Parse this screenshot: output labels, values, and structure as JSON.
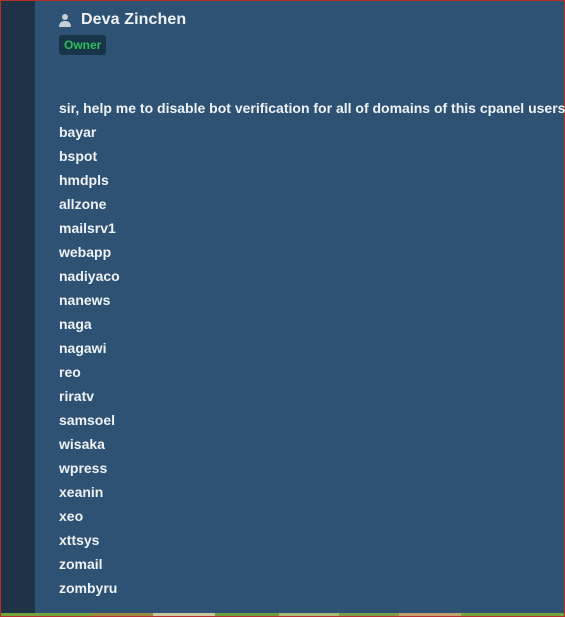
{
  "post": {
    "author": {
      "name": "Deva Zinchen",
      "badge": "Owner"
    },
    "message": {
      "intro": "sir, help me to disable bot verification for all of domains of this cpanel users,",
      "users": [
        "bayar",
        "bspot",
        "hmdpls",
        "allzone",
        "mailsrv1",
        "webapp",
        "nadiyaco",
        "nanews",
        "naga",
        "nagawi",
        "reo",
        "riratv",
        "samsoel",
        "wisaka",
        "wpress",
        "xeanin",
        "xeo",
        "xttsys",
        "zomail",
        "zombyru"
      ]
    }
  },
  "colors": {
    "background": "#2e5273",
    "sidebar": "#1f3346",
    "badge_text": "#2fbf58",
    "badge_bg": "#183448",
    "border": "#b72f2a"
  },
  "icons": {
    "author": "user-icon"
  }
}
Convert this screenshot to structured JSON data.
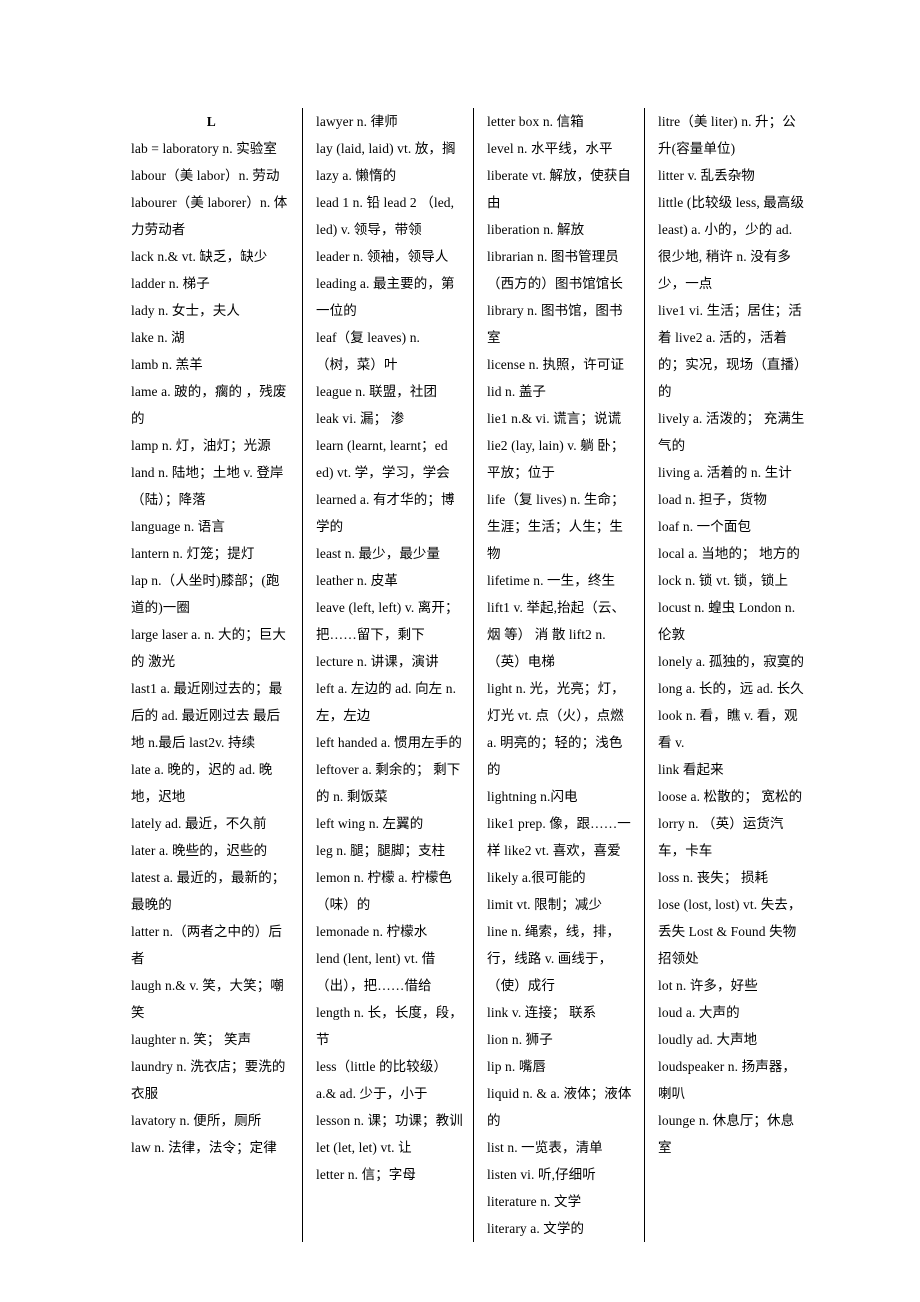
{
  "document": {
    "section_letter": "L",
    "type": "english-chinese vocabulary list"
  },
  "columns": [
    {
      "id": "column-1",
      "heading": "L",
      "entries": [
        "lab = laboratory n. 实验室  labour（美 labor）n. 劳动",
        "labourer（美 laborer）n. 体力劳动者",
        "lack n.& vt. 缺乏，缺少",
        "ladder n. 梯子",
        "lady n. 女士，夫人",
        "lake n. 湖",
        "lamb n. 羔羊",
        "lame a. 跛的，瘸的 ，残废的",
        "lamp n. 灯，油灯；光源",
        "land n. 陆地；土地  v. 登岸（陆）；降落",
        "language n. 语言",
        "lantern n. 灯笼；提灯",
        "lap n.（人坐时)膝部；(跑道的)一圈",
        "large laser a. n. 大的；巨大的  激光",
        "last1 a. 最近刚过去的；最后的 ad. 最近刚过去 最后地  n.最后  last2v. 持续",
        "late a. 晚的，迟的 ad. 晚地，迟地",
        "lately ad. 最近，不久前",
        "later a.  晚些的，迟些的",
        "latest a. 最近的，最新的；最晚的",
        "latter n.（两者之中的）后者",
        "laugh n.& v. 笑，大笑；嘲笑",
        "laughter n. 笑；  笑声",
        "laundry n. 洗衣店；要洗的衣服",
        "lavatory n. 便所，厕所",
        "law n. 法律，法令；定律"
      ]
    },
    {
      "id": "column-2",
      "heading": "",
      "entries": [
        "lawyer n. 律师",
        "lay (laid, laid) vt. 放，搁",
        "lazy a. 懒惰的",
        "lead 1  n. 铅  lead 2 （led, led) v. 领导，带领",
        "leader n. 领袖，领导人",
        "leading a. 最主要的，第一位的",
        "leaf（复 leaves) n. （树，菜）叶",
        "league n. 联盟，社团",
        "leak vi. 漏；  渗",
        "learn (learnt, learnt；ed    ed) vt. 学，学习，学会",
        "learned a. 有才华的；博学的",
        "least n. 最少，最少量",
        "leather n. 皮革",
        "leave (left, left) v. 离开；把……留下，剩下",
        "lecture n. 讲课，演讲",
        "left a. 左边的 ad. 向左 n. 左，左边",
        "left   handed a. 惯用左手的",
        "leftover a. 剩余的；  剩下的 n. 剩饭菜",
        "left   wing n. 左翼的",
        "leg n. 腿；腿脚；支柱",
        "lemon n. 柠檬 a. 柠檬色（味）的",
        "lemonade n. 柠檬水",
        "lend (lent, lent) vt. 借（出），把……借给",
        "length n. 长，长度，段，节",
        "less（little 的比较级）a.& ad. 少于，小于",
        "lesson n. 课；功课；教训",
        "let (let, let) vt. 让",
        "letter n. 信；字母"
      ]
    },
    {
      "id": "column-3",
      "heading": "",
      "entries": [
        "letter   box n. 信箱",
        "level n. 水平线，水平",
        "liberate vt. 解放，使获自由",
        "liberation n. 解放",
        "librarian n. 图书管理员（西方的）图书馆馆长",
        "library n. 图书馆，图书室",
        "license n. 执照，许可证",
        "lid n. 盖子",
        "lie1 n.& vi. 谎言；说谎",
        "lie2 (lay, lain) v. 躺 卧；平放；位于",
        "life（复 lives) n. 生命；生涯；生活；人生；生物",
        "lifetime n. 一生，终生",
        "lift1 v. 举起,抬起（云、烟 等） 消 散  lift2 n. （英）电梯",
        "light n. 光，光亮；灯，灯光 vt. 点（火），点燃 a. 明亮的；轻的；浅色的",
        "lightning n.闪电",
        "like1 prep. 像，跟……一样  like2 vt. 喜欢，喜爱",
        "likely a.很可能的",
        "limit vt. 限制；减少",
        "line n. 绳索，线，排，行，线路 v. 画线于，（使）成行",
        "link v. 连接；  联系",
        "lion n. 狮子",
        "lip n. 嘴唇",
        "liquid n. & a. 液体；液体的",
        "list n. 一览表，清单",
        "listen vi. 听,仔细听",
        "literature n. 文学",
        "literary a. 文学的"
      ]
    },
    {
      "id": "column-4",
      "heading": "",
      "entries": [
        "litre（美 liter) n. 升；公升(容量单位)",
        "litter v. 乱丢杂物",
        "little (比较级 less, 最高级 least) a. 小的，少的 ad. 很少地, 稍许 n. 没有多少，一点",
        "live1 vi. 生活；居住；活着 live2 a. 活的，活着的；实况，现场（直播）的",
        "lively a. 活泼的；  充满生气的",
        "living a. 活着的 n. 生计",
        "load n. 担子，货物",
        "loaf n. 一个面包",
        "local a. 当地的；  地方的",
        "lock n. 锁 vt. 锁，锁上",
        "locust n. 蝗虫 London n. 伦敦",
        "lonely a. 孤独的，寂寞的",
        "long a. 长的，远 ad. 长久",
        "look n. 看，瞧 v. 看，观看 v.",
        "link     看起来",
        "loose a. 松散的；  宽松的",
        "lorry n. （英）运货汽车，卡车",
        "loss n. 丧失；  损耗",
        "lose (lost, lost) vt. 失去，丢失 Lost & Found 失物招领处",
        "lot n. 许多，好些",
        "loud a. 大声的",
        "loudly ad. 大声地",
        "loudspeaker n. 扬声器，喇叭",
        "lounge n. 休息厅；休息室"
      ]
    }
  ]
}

==

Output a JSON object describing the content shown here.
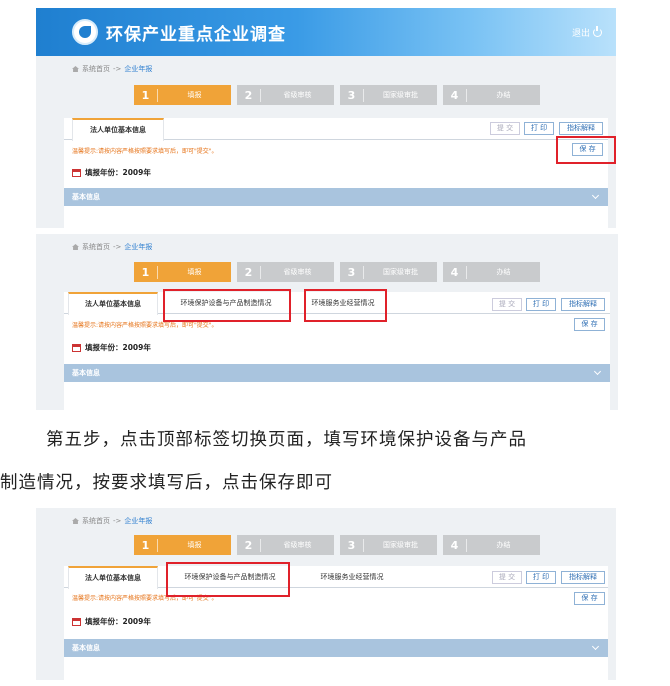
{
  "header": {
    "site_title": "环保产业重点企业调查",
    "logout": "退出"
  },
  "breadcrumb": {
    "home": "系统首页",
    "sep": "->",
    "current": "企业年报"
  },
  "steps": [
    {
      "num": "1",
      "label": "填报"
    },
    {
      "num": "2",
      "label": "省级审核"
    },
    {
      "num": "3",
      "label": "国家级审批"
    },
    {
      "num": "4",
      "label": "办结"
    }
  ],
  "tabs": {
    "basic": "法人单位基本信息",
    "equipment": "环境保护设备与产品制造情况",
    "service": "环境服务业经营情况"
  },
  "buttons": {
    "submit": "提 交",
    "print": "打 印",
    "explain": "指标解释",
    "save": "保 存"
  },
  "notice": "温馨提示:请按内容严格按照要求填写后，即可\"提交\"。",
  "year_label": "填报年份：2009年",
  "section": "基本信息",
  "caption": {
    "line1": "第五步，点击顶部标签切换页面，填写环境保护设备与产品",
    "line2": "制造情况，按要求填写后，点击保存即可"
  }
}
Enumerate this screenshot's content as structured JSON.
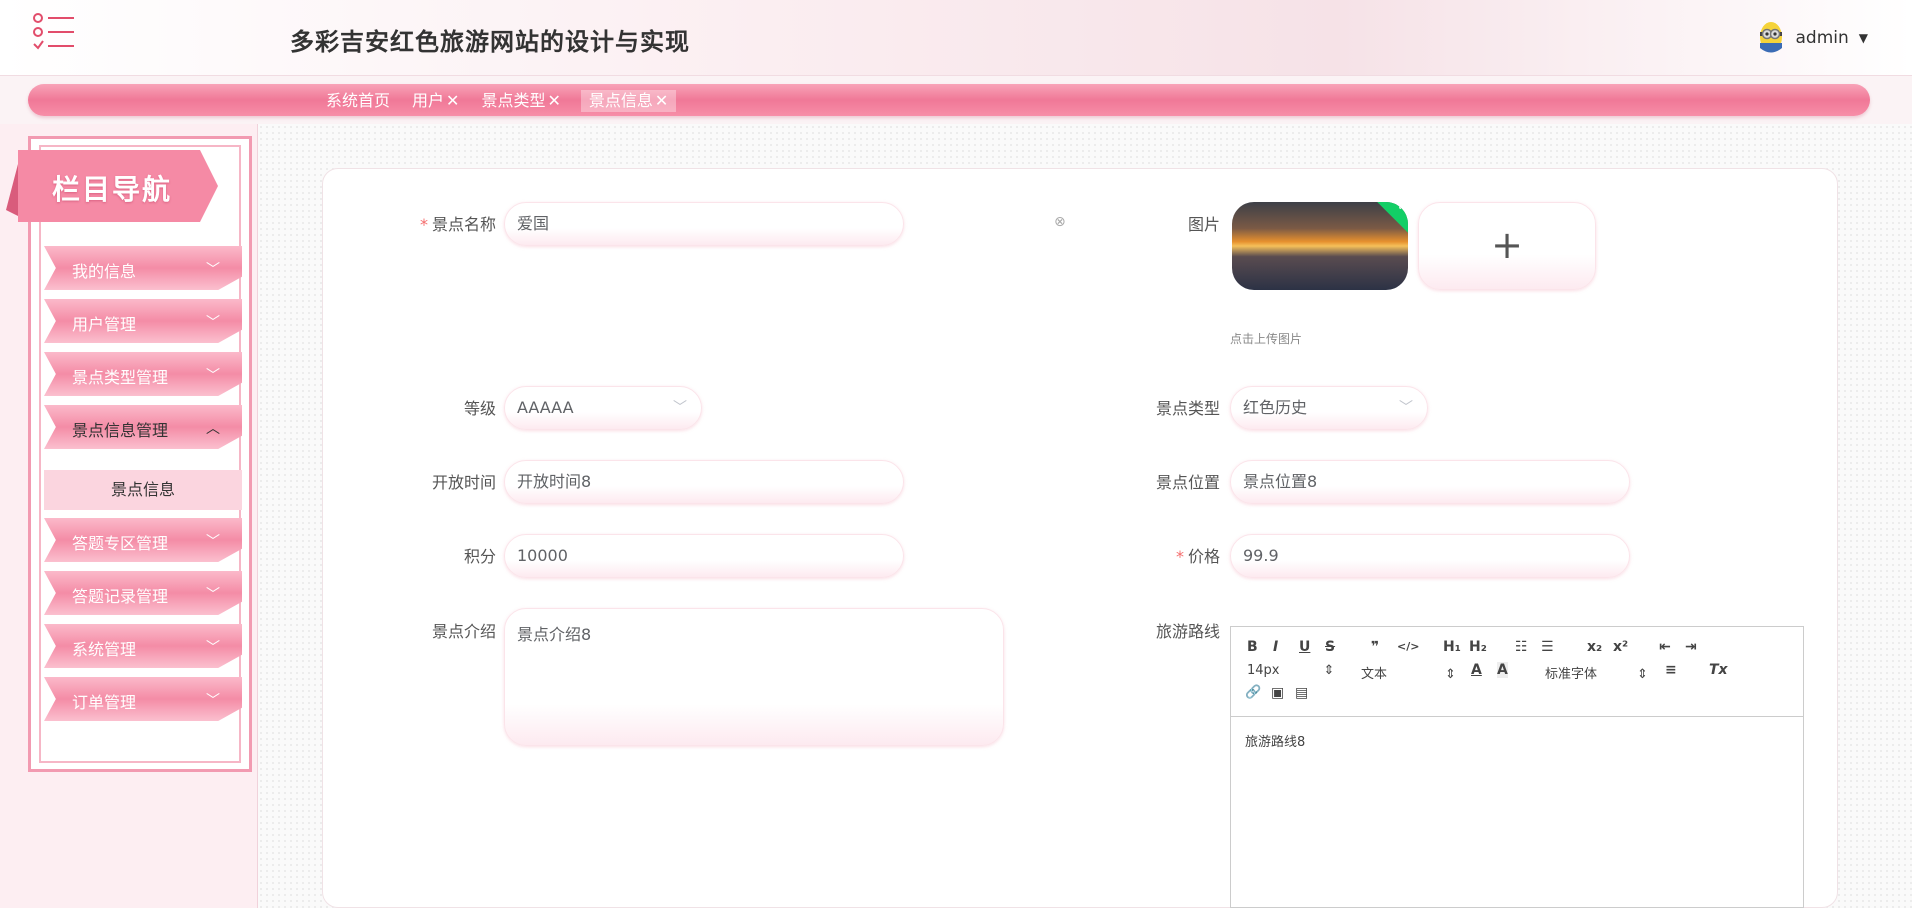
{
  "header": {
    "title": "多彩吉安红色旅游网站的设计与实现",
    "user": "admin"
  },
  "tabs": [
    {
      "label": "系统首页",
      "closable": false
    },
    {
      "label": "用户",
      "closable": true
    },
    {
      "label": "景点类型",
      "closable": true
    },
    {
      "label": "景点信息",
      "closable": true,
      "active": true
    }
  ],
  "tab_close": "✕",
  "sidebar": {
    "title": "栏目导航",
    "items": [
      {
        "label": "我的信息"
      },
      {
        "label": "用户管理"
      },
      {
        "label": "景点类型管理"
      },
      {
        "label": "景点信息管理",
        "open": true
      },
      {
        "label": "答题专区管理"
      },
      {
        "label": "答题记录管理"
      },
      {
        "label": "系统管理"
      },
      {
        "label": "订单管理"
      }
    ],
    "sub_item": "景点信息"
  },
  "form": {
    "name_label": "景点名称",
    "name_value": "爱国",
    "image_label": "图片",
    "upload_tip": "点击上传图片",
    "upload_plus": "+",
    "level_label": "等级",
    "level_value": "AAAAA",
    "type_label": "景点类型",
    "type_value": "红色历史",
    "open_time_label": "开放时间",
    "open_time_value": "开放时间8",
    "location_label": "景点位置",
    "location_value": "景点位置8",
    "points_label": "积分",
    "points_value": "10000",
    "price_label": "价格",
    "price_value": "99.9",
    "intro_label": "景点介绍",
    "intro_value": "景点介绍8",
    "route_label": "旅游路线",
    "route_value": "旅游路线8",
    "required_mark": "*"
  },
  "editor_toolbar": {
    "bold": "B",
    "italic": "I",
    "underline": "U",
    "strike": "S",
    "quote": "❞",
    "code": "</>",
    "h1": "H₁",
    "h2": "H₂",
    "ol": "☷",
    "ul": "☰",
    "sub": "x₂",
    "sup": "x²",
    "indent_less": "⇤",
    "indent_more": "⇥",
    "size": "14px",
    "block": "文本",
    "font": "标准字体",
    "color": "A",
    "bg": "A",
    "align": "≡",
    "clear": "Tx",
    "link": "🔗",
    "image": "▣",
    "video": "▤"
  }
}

▶ DIRECTIVE:
Gather each line of the listing containing the word "users" and show it.

▶ EXERCISE ANSWER:
      "intro": "sir, help me to disable bot verification for all of domains of this cpanel users,",
      "users": [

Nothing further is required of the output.